> The records:
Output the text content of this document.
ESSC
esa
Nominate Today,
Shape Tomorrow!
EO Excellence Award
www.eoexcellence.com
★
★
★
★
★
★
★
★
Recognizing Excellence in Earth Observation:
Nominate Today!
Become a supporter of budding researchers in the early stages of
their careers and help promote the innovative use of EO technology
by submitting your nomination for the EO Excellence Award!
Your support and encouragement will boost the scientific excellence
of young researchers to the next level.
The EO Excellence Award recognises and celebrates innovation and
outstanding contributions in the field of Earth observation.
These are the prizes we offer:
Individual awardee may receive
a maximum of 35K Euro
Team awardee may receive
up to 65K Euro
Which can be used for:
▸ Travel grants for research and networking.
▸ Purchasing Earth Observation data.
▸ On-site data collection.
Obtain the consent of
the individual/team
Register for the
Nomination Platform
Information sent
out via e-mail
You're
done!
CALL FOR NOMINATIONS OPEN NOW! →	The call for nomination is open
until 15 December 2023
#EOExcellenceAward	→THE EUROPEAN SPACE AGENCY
---
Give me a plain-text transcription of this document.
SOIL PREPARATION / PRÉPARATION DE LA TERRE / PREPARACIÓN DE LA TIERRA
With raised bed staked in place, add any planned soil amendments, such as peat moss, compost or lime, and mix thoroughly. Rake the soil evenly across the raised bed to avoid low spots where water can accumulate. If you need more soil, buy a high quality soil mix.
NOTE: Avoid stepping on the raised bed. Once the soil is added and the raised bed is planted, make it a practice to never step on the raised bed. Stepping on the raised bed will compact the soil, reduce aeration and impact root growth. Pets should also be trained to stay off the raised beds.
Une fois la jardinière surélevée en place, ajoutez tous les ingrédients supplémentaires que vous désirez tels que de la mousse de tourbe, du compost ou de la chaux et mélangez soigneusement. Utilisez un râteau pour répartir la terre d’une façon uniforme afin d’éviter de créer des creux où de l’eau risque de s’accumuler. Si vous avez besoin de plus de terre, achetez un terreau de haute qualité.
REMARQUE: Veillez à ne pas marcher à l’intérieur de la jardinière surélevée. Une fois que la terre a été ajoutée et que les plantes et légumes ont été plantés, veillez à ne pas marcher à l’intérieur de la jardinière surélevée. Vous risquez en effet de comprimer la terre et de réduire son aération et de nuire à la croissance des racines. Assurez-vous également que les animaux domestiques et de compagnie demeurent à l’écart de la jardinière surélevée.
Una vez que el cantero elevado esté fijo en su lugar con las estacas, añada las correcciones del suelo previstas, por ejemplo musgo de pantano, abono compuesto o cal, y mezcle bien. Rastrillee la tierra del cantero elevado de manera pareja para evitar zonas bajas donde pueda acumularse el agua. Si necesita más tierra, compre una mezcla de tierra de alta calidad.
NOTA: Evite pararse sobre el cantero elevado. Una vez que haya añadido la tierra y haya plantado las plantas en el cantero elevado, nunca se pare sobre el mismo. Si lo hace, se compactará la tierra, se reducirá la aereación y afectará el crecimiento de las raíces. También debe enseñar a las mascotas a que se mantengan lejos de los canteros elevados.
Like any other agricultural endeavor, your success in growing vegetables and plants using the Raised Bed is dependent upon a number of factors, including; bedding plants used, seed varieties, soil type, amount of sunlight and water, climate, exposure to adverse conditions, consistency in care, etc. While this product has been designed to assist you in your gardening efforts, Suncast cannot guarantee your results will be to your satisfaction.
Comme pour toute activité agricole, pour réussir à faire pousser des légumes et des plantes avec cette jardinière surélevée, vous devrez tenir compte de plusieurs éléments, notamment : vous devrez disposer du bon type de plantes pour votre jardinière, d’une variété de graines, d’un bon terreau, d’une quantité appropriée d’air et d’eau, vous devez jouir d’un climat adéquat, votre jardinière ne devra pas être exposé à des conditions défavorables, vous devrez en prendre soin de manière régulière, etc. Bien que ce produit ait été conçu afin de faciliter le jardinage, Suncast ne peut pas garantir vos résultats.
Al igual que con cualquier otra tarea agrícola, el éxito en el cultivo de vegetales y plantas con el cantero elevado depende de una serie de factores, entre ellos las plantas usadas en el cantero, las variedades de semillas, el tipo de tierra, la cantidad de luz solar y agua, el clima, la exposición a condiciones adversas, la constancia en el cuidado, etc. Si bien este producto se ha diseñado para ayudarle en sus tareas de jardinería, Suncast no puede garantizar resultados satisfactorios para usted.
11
...
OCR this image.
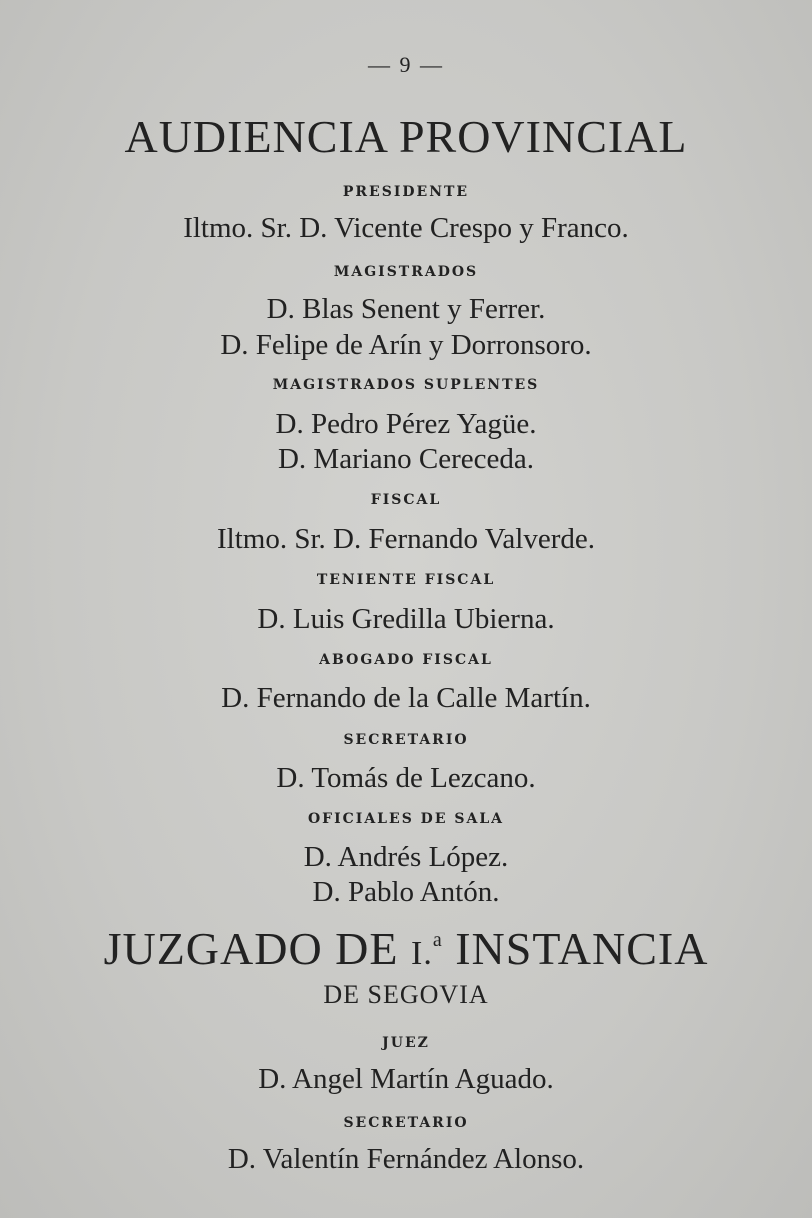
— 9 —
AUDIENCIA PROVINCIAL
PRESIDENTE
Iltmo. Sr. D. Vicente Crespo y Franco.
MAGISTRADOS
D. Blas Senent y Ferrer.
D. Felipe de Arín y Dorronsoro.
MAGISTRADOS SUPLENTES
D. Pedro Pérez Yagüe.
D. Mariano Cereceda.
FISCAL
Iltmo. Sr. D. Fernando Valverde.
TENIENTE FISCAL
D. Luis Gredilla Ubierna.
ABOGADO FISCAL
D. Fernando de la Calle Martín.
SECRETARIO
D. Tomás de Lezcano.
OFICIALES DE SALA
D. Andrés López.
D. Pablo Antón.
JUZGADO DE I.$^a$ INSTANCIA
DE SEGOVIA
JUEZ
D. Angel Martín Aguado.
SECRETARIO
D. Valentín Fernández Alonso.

> Exercise aim: Gather all lines where the word "document" appears.

> Answer below:
Output the text content of this document.
Give me a plain-text transcription of this document.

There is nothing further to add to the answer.